- _Required work_: Drop all pictures and repeat exactly the lines from the line holding "Extract all readable text from this page." through the end of the records.

___ Data to process

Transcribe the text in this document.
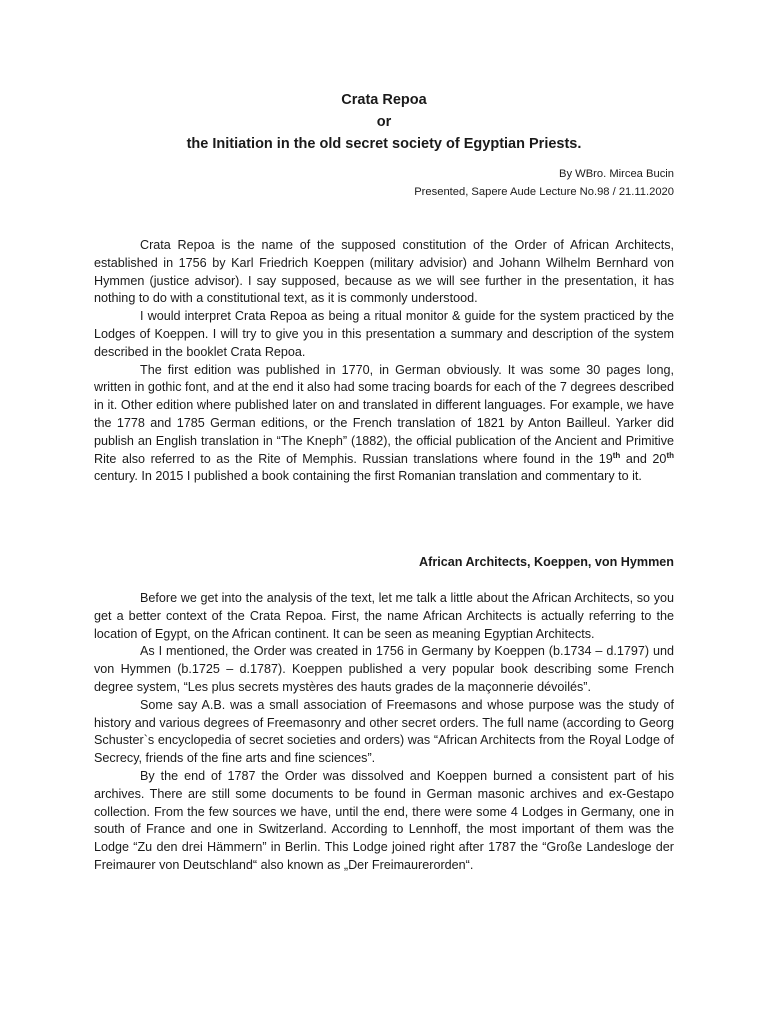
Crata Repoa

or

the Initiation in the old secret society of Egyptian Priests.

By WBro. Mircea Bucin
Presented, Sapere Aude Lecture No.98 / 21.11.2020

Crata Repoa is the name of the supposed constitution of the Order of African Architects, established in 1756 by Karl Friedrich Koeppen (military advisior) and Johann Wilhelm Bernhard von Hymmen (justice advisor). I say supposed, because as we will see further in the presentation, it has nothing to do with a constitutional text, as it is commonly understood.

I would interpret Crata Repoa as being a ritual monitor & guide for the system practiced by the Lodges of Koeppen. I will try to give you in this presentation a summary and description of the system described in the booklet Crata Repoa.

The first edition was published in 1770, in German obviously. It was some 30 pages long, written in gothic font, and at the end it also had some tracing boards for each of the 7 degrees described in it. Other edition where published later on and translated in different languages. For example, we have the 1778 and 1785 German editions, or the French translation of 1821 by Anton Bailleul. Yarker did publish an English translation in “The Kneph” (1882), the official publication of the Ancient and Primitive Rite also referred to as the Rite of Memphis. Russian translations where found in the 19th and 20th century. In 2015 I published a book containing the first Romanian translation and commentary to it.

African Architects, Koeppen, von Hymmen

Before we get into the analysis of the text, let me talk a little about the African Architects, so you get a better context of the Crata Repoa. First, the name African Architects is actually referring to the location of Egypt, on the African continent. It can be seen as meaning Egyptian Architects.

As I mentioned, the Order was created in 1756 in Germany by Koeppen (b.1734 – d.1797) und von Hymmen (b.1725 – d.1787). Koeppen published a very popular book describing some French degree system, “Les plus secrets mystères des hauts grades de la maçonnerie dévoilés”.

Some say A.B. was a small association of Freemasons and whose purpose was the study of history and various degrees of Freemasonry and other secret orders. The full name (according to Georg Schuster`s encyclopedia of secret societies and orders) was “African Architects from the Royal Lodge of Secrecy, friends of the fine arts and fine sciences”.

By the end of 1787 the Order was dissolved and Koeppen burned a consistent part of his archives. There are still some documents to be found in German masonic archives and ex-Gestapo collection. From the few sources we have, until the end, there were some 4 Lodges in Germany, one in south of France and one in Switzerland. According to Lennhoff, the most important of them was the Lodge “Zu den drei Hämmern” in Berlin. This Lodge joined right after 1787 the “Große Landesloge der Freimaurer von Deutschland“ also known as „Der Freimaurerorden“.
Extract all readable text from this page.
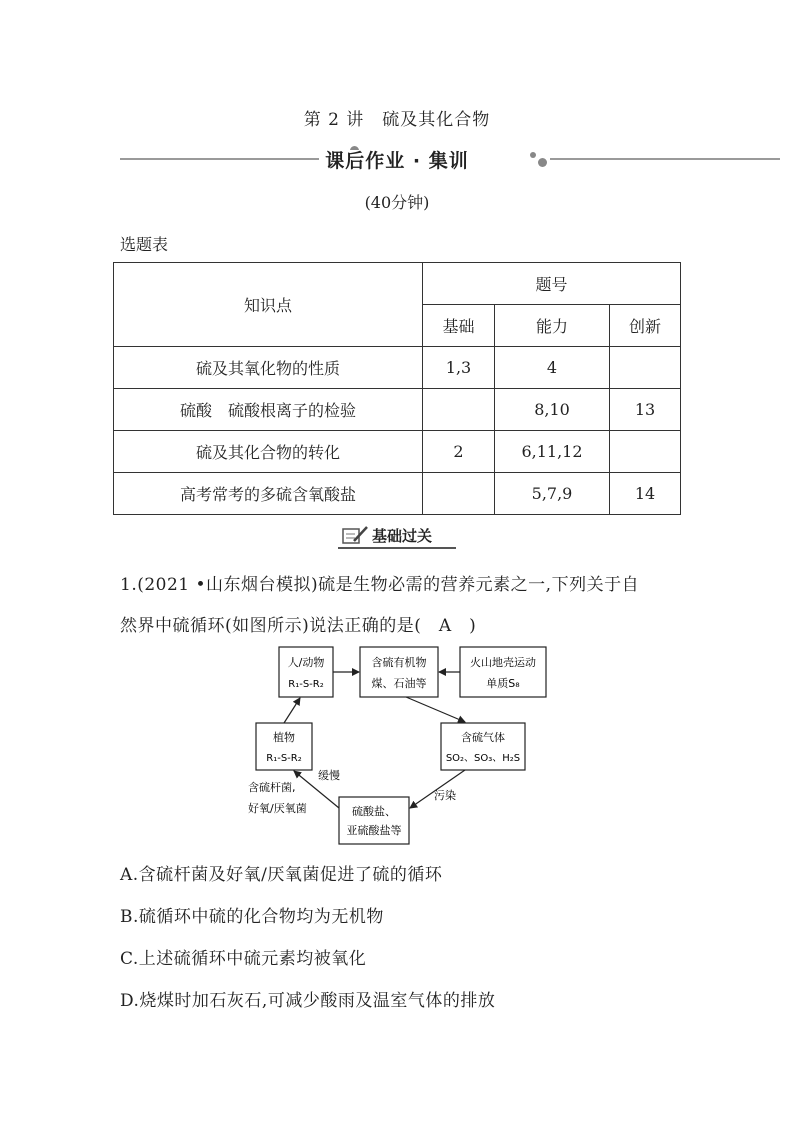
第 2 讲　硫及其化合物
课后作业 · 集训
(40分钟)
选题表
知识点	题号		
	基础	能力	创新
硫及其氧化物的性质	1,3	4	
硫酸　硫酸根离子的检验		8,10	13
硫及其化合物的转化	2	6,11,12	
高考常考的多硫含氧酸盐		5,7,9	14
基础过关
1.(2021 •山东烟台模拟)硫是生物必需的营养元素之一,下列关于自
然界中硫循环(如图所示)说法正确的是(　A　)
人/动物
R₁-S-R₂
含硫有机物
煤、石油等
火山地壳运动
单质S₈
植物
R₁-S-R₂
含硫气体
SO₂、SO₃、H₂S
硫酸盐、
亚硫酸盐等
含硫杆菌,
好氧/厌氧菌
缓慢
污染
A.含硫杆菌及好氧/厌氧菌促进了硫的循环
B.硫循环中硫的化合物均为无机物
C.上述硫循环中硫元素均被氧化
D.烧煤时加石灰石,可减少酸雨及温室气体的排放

______

- _Task result_:
Extract all readable text from this page.
第 2 讲　硫及其化合物
课后作业 · 集训
(40分钟)
选题表
知识点	题号		
	基础	能力	创新
硫及其氧化物的性质	1,3	4	
硫酸　硫酸根离子的检验		8,10	13
硫及其化合物的转化	2	6,11,12	
高考常考的多硫含氧酸盐		5,7,9	14
基础过关
1.(2021 •山东烟台模拟)硫是生物必需的营养元素之一,下列关于自
然界中硫循环(如图所示)说法正确的是(　A　)
人/动物
R₁-S-R₂
含硫有机物
煤、石油等
火山地壳运动
单质S₈
植物
R₁-S-R₂
含硫气体
SO₂、SO₃、H₂S
硫酸盐、
亚硫酸盐等
含硫杆菌,
好氧/厌氧菌
缓慢
污染
A.含硫杆菌及好氧/厌氧菌促进了硫的循环
B.硫循环中硫的化合物均为无机物
C.上述硫循环中硫元素均被氧化
D.烧煤时加石灰石,可减少酸雨及温室气体的排放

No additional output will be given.